*DIRECTIVE*
Tally every line of the material that includes "Mandera", then give the tally and nothing else.

*RECORDS FOR THIS TASK*
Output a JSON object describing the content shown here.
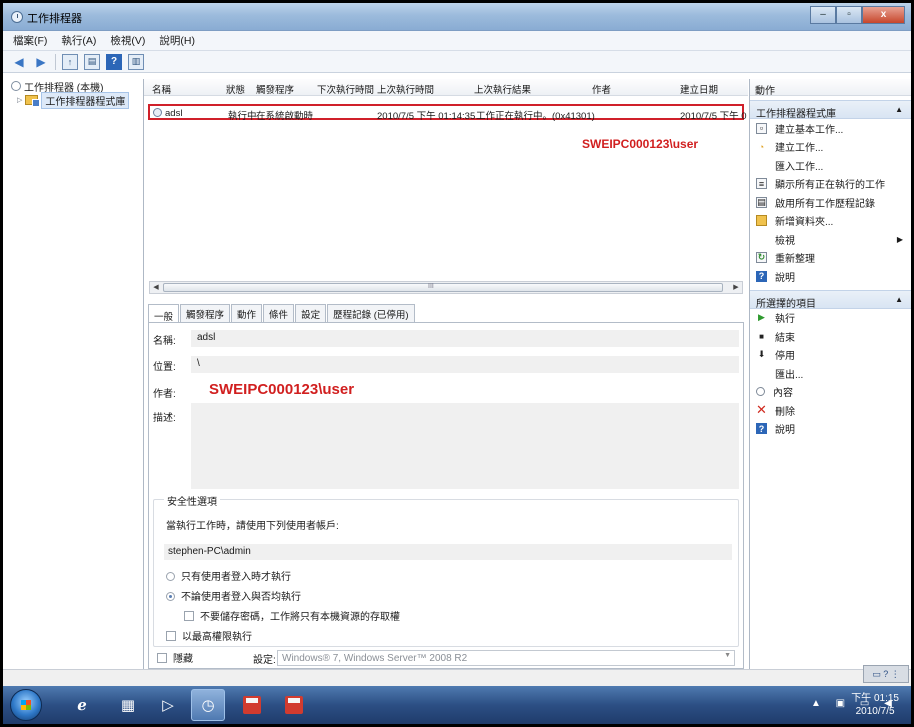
{
  "window": {
    "title": "工作排程器",
    "minimize": "–",
    "maximize": "▫",
    "close": "x"
  },
  "menubar": [
    "檔案(F)",
    "執行(A)",
    "檢視(V)",
    "說明(H)"
  ],
  "tree": {
    "root": "工作排程器 (本機)",
    "child": "工作排程器程式庫"
  },
  "grid": {
    "columns": [
      "名稱",
      "狀態",
      "觸發程序",
      "下次執行時間",
      "上次執行時間",
      "上次執行結果",
      "作者",
      "建立日期"
    ],
    "row": [
      "adsl",
      "執行中",
      "在系統啟動時",
      "",
      "2010/7/5 下午 01:14:35",
      "工作正在執行中。(0x41301)",
      "",
      "2010/7/5 下午 0"
    ],
    "annotation": "SWEIPC000123\\user",
    "scroll_grip": "III"
  },
  "tabs": [
    "一般",
    "觸發程序",
    "動作",
    "條件",
    "設定",
    "歷程記錄 (已停用)"
  ],
  "general": {
    "name_label": "名稱:",
    "name_value": "adsl",
    "location_label": "位置:",
    "location_value": "\\",
    "author_label": "作者:",
    "author_value": "SWEIPC000123\\user",
    "desc_label": "描述:"
  },
  "security": {
    "legend": "安全性選項",
    "prompt": "當執行工作時，請使用下列使用者帳戶:",
    "account": "stephen-PC\\admin",
    "radio1": "只有使用者登入時才執行",
    "radio2": "不論使用者登入與否均執行",
    "no_password": "不要儲存密碼，工作將只有本機資源的存取權",
    "highest": "以最高權限執行"
  },
  "bottom": {
    "hidden_label": "隱藏",
    "config_label": "設定:",
    "config_value": "Windows® 7, Windows Server™ 2008 R2"
  },
  "actions": {
    "header": "動作",
    "section1": "工作排程器程式庫",
    "items1": [
      "建立基本工作...",
      "建立工作...",
      "匯入工作...",
      "顯示所有正在執行的工作",
      "啟用所有工作歷程記錄",
      "新增資料夾...",
      "檢視",
      "重新整理",
      "說明"
    ],
    "section2": "所選擇的項目",
    "items2": [
      "執行",
      "結束",
      "停用",
      "匯出...",
      "內容",
      "刪除",
      "說明"
    ]
  },
  "tray": {
    "time": "下午 01:15",
    "date": "2010/7/5"
  },
  "colors": {
    "annotation": "#d11f1f",
    "highlight_border": "#d0202a",
    "taskbar": "#2c4f84"
  }
}
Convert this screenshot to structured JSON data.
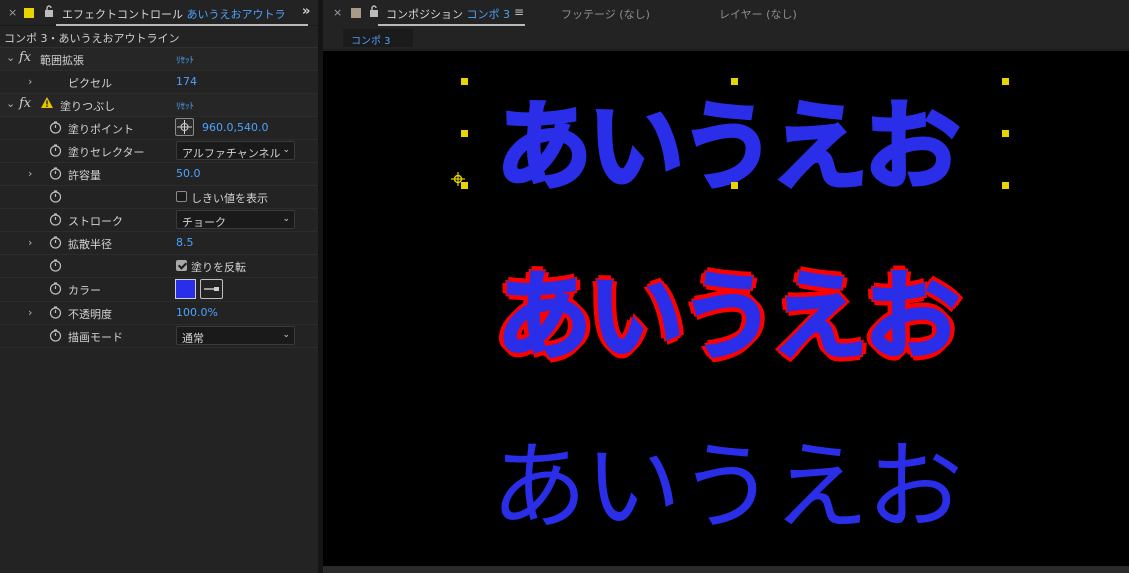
{
  "left_panel": {
    "header": {
      "title": "エフェクトコントロール",
      "title_accent": "あいうえおアウトラ",
      "more": "»"
    },
    "breadcrumb": "コンポ 3・あいうえおアウトライン",
    "effects": [
      {
        "name": "範囲拡張",
        "reset": "ﾘｾｯﾄ",
        "params": [
          {
            "label": "ピクセル",
            "value": "174"
          }
        ]
      },
      {
        "name": "塗りつぶし",
        "reset": "ﾘｾｯﾄ",
        "params": [
          {
            "label": "塗りポイント",
            "value": "960.0,540.0"
          },
          {
            "label": "塗りセレクター",
            "value": "アルファチャンネル"
          },
          {
            "label": "許容量",
            "value": "50.0"
          },
          {
            "label": "",
            "value": "しきい値を表示",
            "checked": false
          },
          {
            "label": "ストローク",
            "value": "チョーク"
          },
          {
            "label": "拡散半径",
            "value": "8.5"
          },
          {
            "label": "",
            "value": "塗りを反転",
            "checked": true
          },
          {
            "label": "カラー",
            "value": "#2b2ee8"
          },
          {
            "label": "不透明度",
            "value": "100.0%"
          },
          {
            "label": "描画モード",
            "value": "通常"
          }
        ]
      }
    ]
  },
  "right_panel": {
    "tabs": [
      {
        "label": "コンポジション",
        "accent": "コンポ 3",
        "active": true
      },
      {
        "label": "フッテージ (なし)",
        "active": false
      },
      {
        "label": "レイヤー (なし)",
        "active": false
      }
    ],
    "menu_icon": "≡",
    "crumb": "コンポ 3",
    "canvas": {
      "lines": [
        "あいうえお",
        "あいうえお",
        "あいうえお"
      ],
      "fill_color": "#2b2ee8",
      "outline_color": "#ff0000",
      "handle_color": "#e8d400"
    }
  },
  "icons": {
    "close": "×",
    "chevron_right": "›",
    "chevron_down": "⌄",
    "dropdown_arrow": "⌄"
  }
}
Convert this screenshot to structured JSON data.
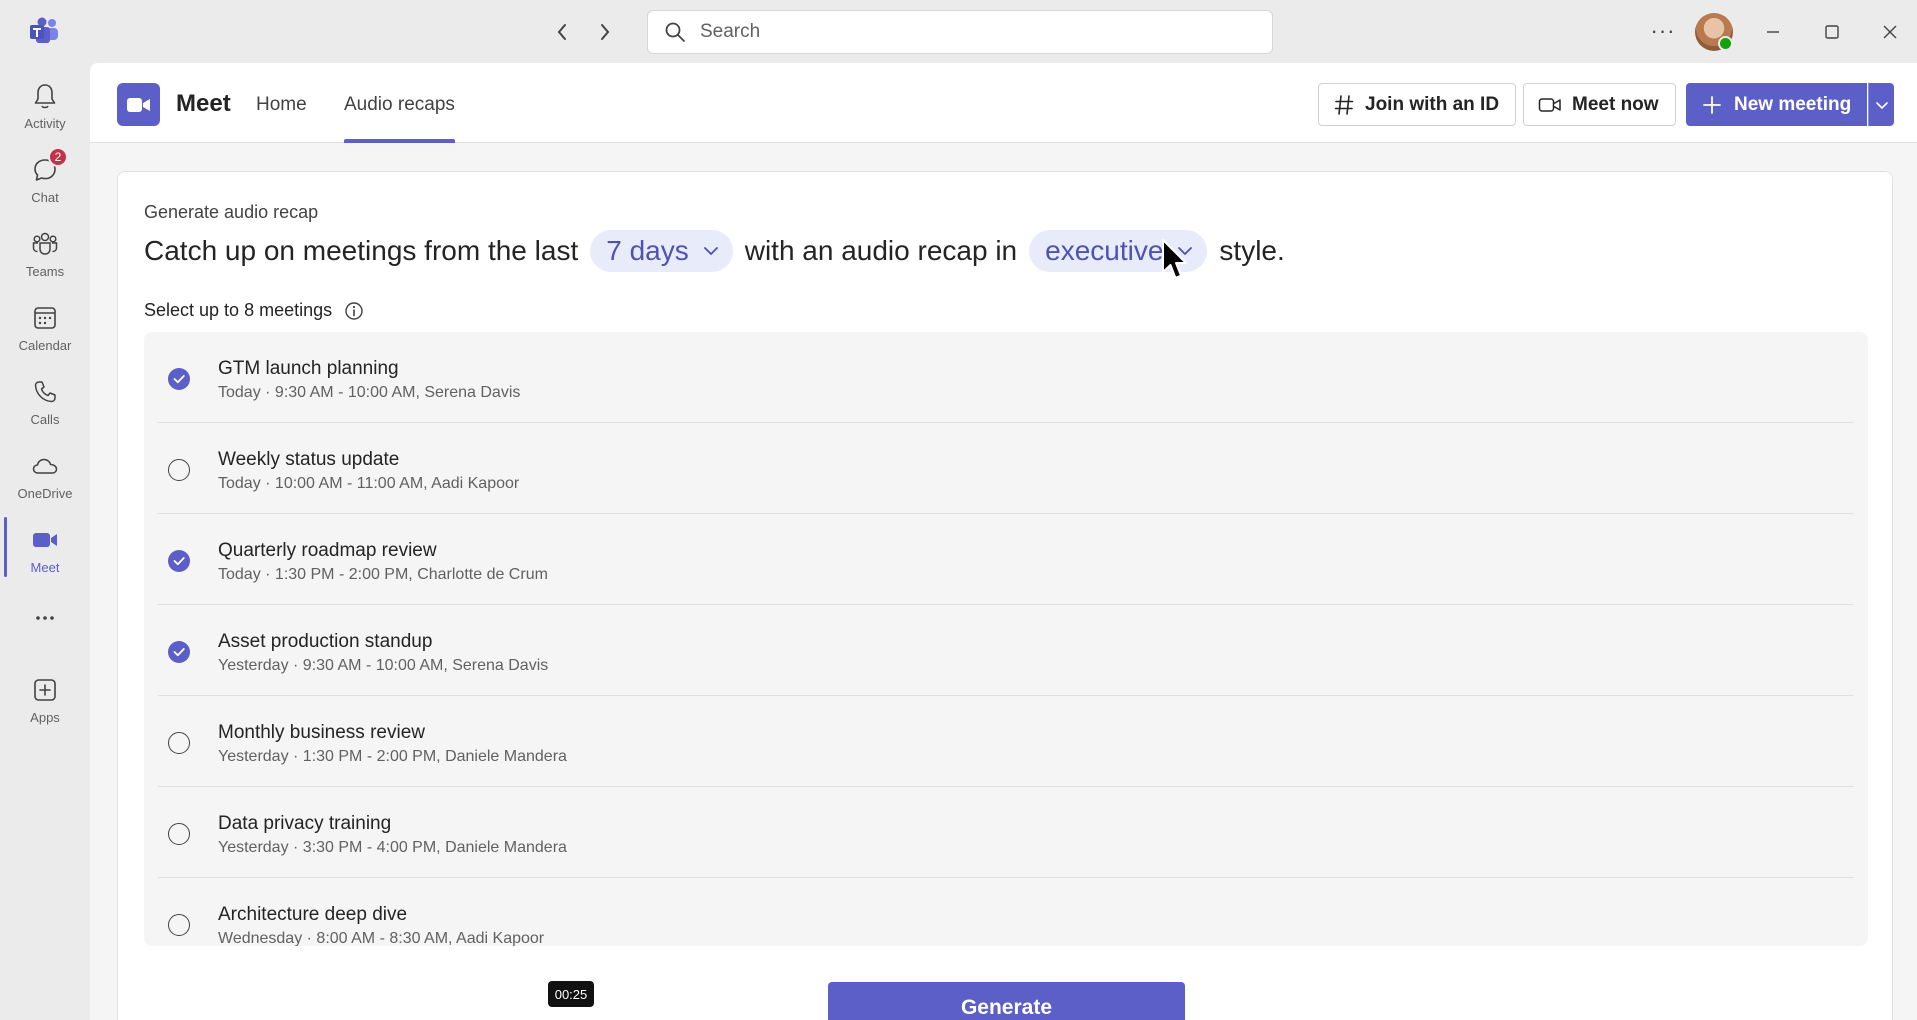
{
  "titlebar": {
    "search_placeholder": "Search"
  },
  "rail": {
    "items": [
      {
        "label": "Activity",
        "icon": "bell-icon"
      },
      {
        "label": "Chat",
        "icon": "chat-icon",
        "badge": "2"
      },
      {
        "label": "Teams",
        "icon": "teams-icon"
      },
      {
        "label": "Calendar",
        "icon": "calendar-icon"
      },
      {
        "label": "Calls",
        "icon": "phone-icon"
      },
      {
        "label": "OneDrive",
        "icon": "cloud-icon"
      },
      {
        "label": "Meet",
        "icon": "video-icon",
        "active": true
      },
      {
        "label": "",
        "icon": "more-icon"
      },
      {
        "label": "Apps",
        "icon": "add-app-icon"
      }
    ]
  },
  "header": {
    "app_title": "Meet",
    "tabs": [
      {
        "label": "Home",
        "active": false
      },
      {
        "label": "Audio recaps",
        "active": true
      }
    ],
    "join_label": "Join with an ID",
    "meet_now_label": "Meet now",
    "new_meeting_label": "New meeting"
  },
  "recap": {
    "card_title": "Generate audio recap",
    "sentence_prefix": "Catch up on meetings from the last",
    "period_value": "7 days",
    "sentence_middle": "with an audio recap in",
    "style_value": "executive",
    "sentence_suffix": "style.",
    "select_label": "Select up to 8 meetings",
    "meetings": [
      {
        "title": "GTM launch planning",
        "subtitle": "Today · 9:30 AM - 10:00 AM, Serena Davis",
        "selected": true
      },
      {
        "title": "Weekly status update",
        "subtitle": "Today · 10:00 AM - 11:00 AM, Aadi Kapoor",
        "selected": false
      },
      {
        "title": "Quarterly roadmap review",
        "subtitle": "Today · 1:30 PM - 2:00 PM, Charlotte de Crum",
        "selected": true
      },
      {
        "title": "Asset production standup",
        "subtitle": "Yesterday · 9:30 AM - 10:00 AM, Serena Davis",
        "selected": true
      },
      {
        "title": "Monthly business review",
        "subtitle": "Yesterday · 1:30 PM - 2:00 PM, Daniele Mandera",
        "selected": false
      },
      {
        "title": "Data privacy training",
        "subtitle": "Yesterday · 3:30 PM - 4:00 PM, Daniele Mandera",
        "selected": false
      },
      {
        "title": "Architecture deep dive",
        "subtitle": "Wednesday · 8:00 AM - 8:30 AM, Aadi Kapoor",
        "selected": false
      }
    ],
    "generate_label": "Generate"
  },
  "overlay": {
    "timer": "00:25"
  },
  "colors": {
    "accent": "#5b5fc7",
    "pill_bg": "#e8ebfa",
    "badge": "#c4314b",
    "presence": "#13a10e"
  }
}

*TASK ANSWER*
2